* **Data extracted from a collection**
_ _ _
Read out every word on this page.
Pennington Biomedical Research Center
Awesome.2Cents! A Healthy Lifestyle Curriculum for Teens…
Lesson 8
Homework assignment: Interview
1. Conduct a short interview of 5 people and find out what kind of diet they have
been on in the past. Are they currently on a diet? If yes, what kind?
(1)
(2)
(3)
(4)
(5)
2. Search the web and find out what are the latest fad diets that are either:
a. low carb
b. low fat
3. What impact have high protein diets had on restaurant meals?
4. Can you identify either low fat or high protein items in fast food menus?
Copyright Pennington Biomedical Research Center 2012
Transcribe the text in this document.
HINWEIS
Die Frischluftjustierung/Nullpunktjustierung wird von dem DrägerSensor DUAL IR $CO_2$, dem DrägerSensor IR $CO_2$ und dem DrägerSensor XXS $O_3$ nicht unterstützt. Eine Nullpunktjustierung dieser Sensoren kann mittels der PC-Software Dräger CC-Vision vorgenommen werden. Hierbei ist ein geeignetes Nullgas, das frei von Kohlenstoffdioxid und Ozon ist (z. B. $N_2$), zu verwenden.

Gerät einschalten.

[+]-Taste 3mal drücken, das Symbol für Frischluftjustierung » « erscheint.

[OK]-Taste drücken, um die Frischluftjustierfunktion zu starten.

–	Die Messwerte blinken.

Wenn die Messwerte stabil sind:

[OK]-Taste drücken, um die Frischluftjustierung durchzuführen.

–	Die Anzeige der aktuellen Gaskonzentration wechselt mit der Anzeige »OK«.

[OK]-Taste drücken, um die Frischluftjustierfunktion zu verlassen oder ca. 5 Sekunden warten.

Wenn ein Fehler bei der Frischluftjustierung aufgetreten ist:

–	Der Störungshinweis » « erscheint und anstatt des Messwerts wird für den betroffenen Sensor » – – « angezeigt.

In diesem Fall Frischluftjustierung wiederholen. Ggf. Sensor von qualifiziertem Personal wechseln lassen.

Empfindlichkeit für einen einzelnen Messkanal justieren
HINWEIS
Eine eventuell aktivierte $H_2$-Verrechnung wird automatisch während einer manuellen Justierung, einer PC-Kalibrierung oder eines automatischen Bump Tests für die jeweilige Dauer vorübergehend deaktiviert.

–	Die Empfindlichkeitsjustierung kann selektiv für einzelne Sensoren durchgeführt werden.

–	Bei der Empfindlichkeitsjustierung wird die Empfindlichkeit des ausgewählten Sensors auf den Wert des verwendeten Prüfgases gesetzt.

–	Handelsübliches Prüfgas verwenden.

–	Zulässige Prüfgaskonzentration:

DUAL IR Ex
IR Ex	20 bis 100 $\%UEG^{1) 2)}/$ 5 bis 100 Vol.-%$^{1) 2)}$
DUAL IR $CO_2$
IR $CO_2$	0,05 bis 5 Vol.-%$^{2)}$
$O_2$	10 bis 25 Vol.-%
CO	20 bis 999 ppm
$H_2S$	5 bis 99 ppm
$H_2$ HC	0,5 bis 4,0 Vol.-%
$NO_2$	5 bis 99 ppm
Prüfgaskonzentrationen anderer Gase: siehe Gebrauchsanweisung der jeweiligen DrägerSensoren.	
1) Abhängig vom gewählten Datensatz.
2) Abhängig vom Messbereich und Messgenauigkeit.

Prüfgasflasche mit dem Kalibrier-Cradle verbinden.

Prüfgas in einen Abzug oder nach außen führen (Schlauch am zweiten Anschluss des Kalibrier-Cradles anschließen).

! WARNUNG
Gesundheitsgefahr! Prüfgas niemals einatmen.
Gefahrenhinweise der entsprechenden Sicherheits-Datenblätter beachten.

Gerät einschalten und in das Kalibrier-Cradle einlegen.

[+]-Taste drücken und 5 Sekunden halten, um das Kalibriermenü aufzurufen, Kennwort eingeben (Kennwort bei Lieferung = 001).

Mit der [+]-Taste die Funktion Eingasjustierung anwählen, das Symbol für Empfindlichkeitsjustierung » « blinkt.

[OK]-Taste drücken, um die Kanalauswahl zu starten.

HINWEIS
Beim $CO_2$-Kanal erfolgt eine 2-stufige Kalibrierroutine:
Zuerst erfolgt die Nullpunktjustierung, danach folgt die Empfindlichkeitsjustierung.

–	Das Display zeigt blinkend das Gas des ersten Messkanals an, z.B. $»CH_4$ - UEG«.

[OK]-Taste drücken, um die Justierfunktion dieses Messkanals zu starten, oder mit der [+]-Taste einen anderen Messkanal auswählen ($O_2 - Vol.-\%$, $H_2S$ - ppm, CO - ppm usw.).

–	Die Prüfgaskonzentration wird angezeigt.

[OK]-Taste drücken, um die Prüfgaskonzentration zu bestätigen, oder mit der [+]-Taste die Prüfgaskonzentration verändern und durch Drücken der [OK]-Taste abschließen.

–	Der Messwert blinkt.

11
_ _ _
* **ASSIGNMENT**
Would you please return all of the data exactly?

* **EXPECTED OUTPUT**
Read out every word on this page.
Pennington Biomedical Research Center
Awesome.2Cents! A Healthy Lifestyle Curriculum for Teens…
Lesson 8
Homework assignment: Interview
1. Conduct a short interview of 5 people and find out what kind of diet they have
been on in the past. Are they currently on a diet? If yes, what kind?
(1)
(2)
(3)
(4)
(5)
2. Search the web and find out what are the latest fad diets that are either:
a. low carb
b. low fat
3. What impact have high protein diets had on restaurant meals?
4. Can you identify either low fat or high protein items in fast food menus?
Copyright Pennington Biomedical Research Center 2012
Transcribe the text in this document.
HINWEIS
Die Frischluftjustierung/Nullpunktjustierung wird von dem DrägerSensor DUAL IR $CO_2$, dem DrägerSensor IR $CO_2$ und dem DrägerSensor XXS $O_3$ nicht unterstützt. Eine Nullpunktjustierung dieser Sensoren kann mittels der PC-Software Dräger CC-Vision vorgenommen werden. Hierbei ist ein geeignetes Nullgas, das frei von Kohlenstoffdioxid und Ozon ist (z. B. $N_2$), zu verwenden.

Gerät einschalten.

[+]-Taste 3mal drücken, das Symbol für Frischluftjustierung » « erscheint.

[OK]-Taste drücken, um die Frischluftjustierfunktion zu starten.

–	Die Messwerte blinken.

Wenn die Messwerte stabil sind:

[OK]-Taste drücken, um die Frischluftjustierung durchzuführen.

–	Die Anzeige der aktuellen Gaskonzentration wechselt mit der Anzeige »OK«.

[OK]-Taste drücken, um die Frischluftjustierfunktion zu verlassen oder ca. 5 Sekunden warten.

Wenn ein Fehler bei der Frischluftjustierung aufgetreten ist:

–	Der Störungshinweis » « erscheint und anstatt des Messwerts wird für den betroffenen Sensor » – – « angezeigt.

In diesem Fall Frischluftjustierung wiederholen. Ggf. Sensor von qualifiziertem Personal wechseln lassen.

Empfindlichkeit für einen einzelnen Messkanal justieren
HINWEIS
Eine eventuell aktivierte $H_2$-Verrechnung wird automatisch während einer manuellen Justierung, einer PC-Kalibrierung oder eines automatischen Bump Tests für die jeweilige Dauer vorübergehend deaktiviert.

–	Die Empfindlichkeitsjustierung kann selektiv für einzelne Sensoren durchgeführt werden.

–	Bei der Empfindlichkeitsjustierung wird die Empfindlichkeit des ausgewählten Sensors auf den Wert des verwendeten Prüfgases gesetzt.

–	Handelsübliches Prüfgas verwenden.

–	Zulässige Prüfgaskonzentration:

DUAL IR Ex
IR Ex	20 bis 100 $\%UEG^{1) 2)}/$ 5 bis 100 Vol.-%$^{1) 2)}$
DUAL IR $CO_2$
IR $CO_2$	0,05 bis 5 Vol.-%$^{2)}$
$O_2$	10 bis 25 Vol.-%
CO	20 bis 999 ppm
$H_2S$	5 bis 99 ppm
$H_2$ HC	0,5 bis 4,0 Vol.-%
$NO_2$	5 bis 99 ppm
Prüfgaskonzentrationen anderer Gase: siehe Gebrauchsanweisung der jeweiligen DrägerSensoren.	
1) Abhängig vom gewählten Datensatz.
2) Abhängig vom Messbereich und Messgenauigkeit.

Prüfgasflasche mit dem Kalibrier-Cradle verbinden.

Prüfgas in einen Abzug oder nach außen führen (Schlauch am zweiten Anschluss des Kalibrier-Cradles anschließen).

! WARNUNG
Gesundheitsgefahr! Prüfgas niemals einatmen.
Gefahrenhinweise der entsprechenden Sicherheits-Datenblätter beachten.

Gerät einschalten und in das Kalibrier-Cradle einlegen.

[+]-Taste drücken und 5 Sekunden halten, um das Kalibriermenü aufzurufen, Kennwort eingeben (Kennwort bei Lieferung = 001).

Mit der [+]-Taste die Funktion Eingasjustierung anwählen, das Symbol für Empfindlichkeitsjustierung » « blinkt.

[OK]-Taste drücken, um die Kanalauswahl zu starten.

HINWEIS
Beim $CO_2$-Kanal erfolgt eine 2-stufige Kalibrierroutine:
Zuerst erfolgt die Nullpunktjustierung, danach folgt die Empfindlichkeitsjustierung.

–	Das Display zeigt blinkend das Gas des ersten Messkanals an, z.B. $»CH_4$ - UEG«.

[OK]-Taste drücken, um die Justierfunktion dieses Messkanals zu starten, oder mit der [+]-Taste einen anderen Messkanal auswählen ($O_2 - Vol.-\%$, $H_2S$ - ppm, CO - ppm usw.).

–	Die Prüfgaskonzentration wird angezeigt.

[OK]-Taste drücken, um die Prüfgaskonzentration zu bestätigen, oder mit der [+]-Taste die Prüfgaskonzentration verändern und durch Drücken der [OK]-Taste abschließen.

–	Der Messwert blinkt.

11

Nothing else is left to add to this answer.